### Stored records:
════════════════

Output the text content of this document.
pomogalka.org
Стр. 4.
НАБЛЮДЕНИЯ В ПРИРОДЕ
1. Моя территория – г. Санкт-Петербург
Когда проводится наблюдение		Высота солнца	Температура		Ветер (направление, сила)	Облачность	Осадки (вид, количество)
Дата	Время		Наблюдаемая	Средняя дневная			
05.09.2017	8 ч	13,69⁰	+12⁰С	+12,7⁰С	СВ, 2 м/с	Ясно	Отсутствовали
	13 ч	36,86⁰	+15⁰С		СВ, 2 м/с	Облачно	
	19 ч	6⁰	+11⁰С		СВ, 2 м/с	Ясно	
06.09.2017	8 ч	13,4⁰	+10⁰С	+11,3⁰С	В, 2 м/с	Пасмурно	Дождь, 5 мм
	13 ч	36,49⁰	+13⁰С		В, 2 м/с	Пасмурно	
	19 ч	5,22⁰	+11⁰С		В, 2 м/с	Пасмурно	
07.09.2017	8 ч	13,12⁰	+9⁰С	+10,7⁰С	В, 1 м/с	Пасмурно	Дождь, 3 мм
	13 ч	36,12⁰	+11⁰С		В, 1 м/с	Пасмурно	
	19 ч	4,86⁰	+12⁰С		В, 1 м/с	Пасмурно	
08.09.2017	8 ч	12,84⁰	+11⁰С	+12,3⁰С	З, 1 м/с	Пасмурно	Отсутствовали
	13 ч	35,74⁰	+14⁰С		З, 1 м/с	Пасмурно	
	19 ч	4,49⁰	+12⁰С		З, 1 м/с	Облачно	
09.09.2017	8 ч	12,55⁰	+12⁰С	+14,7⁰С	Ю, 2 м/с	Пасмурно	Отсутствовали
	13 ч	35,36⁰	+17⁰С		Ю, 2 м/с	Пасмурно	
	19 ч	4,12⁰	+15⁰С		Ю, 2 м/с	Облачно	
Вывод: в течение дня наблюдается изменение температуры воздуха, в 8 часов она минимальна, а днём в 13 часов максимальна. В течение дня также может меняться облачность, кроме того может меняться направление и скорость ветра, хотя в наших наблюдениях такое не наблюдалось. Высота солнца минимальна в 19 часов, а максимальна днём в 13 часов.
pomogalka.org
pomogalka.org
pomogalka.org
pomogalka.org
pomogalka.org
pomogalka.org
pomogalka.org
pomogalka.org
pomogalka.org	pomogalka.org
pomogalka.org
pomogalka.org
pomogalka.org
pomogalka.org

════════════════

### WHAT THE TASK REQUIRES:
Reproduce the entries above exactly.

### EXERCISE ANSWER:
Output the text content of this document.
pomogalka.org
Стр. 4.
НАБЛЮДЕНИЯ В ПРИРОДЕ
1. Моя территория – г. Санкт-Петербург
Когда проводится наблюдение		Высота солнца	Температура		Ветер (направление, сила)	Облачность	Осадки (вид, количество)
Дата	Время		Наблюдаемая	Средняя дневная			
05.09.2017	8 ч	13,69⁰	+12⁰С	+12,7⁰С	СВ, 2 м/с	Ясно	Отсутствовали
	13 ч	36,86⁰	+15⁰С		СВ, 2 м/с	Облачно	
	19 ч	6⁰	+11⁰С		СВ, 2 м/с	Ясно	
06.09.2017	8 ч	13,4⁰	+10⁰С	+11,3⁰С	В, 2 м/с	Пасмурно	Дождь, 5 мм
	13 ч	36,49⁰	+13⁰С		В, 2 м/с	Пасмурно	
	19 ч	5,22⁰	+11⁰С		В, 2 м/с	Пасмурно	
07.09.2017	8 ч	13,12⁰	+9⁰С	+10,7⁰С	В, 1 м/с	Пасмурно	Дождь, 3 мм
	13 ч	36,12⁰	+11⁰С		В, 1 м/с	Пасмурно	
	19 ч	4,86⁰	+12⁰С		В, 1 м/с	Пасмурно	
08.09.2017	8 ч	12,84⁰	+11⁰С	+12,3⁰С	З, 1 м/с	Пасмурно	Отсутствовали
	13 ч	35,74⁰	+14⁰С		З, 1 м/с	Пасмурно	
	19 ч	4,49⁰	+12⁰С		З, 1 м/с	Облачно	
09.09.2017	8 ч	12,55⁰	+12⁰С	+14,7⁰С	Ю, 2 м/с	Пасмурно	Отсутствовали
	13 ч	35,36⁰	+17⁰С		Ю, 2 м/с	Пасмурно	
	19 ч	4,12⁰	+15⁰С		Ю, 2 м/с	Облачно	
Вывод: в течение дня наблюдается изменение температуры воздуха, в 8 часов она минимальна, а днём в 13 часов максимальна. В течение дня также может меняться облачность, кроме того может меняться направление и скорость ветра, хотя в наших наблюдениях такое не наблюдалось. Высота солнца минимальна в 19 часов, а максимальна днём в 13 часов.
pomogalka.org
pomogalka.org
pomogalka.org
pomogalka.org
pomogalka.org
pomogalka.org
pomogalka.org
pomogalka.org
pomogalka.org	pomogalka.org
pomogalka.org
pomogalka.org
pomogalka.org
pomogalka.org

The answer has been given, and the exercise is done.